The exercise: For the data below, work out how many lines contain the word "document" and supply only that number.

'''

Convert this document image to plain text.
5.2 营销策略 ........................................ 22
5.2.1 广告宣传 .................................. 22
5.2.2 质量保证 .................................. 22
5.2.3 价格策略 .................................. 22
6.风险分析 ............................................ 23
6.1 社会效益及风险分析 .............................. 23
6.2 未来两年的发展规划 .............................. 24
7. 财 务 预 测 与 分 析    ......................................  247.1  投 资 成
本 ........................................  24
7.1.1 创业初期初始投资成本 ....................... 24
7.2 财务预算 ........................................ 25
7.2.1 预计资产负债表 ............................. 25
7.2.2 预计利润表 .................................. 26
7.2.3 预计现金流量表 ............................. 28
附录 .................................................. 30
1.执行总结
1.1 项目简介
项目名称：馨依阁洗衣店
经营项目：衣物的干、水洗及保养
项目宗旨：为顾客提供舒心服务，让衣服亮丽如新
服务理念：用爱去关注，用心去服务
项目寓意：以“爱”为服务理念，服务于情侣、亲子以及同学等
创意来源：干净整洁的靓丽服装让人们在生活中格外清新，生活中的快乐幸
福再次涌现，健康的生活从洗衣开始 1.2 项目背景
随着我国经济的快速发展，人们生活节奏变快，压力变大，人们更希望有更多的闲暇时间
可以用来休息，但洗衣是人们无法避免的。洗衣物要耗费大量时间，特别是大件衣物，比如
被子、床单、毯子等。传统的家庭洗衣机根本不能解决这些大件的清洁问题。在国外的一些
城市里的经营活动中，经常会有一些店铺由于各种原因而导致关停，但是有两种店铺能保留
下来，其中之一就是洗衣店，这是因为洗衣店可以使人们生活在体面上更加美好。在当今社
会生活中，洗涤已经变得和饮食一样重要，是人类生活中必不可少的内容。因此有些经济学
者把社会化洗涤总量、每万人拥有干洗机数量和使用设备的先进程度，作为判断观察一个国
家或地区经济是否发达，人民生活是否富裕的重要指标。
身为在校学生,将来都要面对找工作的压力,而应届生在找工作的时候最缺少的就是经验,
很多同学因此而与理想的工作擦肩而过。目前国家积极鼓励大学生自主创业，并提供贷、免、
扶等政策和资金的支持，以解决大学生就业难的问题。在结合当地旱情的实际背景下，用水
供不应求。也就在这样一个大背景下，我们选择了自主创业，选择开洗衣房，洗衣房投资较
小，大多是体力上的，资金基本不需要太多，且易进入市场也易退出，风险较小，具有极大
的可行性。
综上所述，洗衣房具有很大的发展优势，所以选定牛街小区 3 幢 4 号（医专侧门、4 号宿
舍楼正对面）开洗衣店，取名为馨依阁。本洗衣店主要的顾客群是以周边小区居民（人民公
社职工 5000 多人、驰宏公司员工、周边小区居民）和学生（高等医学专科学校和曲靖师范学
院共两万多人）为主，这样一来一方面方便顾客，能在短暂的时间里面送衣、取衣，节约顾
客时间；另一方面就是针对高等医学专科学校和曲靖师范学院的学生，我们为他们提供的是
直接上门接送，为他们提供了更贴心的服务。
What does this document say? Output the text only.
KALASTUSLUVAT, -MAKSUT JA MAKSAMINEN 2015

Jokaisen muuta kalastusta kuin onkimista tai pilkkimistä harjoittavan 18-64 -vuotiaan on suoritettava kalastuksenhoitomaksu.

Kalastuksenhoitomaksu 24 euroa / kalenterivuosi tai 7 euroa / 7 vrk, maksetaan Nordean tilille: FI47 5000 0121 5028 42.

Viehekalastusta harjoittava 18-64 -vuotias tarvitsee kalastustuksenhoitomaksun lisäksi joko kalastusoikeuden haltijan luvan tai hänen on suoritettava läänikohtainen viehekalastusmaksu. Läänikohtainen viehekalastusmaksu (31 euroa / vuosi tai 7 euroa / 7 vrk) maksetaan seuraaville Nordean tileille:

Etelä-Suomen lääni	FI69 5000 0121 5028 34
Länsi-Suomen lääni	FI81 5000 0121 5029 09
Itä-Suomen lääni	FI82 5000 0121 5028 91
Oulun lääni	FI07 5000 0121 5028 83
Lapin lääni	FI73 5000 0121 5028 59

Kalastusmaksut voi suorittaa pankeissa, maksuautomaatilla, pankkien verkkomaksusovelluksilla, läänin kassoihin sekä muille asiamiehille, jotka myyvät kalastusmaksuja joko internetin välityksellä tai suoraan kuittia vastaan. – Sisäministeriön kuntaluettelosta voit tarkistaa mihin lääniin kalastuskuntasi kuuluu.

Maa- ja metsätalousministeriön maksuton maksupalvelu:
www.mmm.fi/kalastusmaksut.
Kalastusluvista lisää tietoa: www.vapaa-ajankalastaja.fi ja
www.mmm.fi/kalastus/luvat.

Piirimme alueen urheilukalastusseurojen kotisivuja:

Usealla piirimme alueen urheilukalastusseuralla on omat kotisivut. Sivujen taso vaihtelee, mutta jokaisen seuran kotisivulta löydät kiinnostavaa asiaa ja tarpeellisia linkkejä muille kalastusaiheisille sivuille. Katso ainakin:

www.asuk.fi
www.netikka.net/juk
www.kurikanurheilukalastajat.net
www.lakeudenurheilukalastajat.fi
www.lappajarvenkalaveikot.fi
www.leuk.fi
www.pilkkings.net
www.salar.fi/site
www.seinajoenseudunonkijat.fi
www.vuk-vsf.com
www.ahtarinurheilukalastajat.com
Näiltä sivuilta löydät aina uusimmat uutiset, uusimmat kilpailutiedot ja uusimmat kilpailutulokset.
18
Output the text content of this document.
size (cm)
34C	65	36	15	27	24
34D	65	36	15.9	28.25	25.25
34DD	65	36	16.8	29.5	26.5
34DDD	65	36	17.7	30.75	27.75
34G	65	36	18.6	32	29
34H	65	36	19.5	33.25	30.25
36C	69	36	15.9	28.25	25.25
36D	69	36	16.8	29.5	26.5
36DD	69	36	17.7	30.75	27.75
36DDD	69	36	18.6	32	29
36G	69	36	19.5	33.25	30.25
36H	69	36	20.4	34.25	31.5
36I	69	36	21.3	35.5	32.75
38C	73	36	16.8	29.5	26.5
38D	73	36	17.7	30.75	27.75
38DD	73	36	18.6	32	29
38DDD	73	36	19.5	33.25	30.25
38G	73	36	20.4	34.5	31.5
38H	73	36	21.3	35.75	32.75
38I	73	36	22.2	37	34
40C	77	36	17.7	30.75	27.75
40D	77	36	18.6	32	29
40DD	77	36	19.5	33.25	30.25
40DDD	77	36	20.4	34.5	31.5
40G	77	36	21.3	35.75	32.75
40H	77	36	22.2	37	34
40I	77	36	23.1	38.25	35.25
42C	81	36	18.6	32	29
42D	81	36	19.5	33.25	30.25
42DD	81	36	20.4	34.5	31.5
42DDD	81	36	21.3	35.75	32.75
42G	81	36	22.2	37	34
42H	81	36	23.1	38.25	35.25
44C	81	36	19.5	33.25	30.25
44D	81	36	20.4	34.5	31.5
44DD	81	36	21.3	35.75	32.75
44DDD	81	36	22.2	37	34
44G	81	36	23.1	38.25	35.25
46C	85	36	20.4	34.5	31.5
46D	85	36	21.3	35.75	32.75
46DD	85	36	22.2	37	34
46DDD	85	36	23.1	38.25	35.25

'''

Response: 3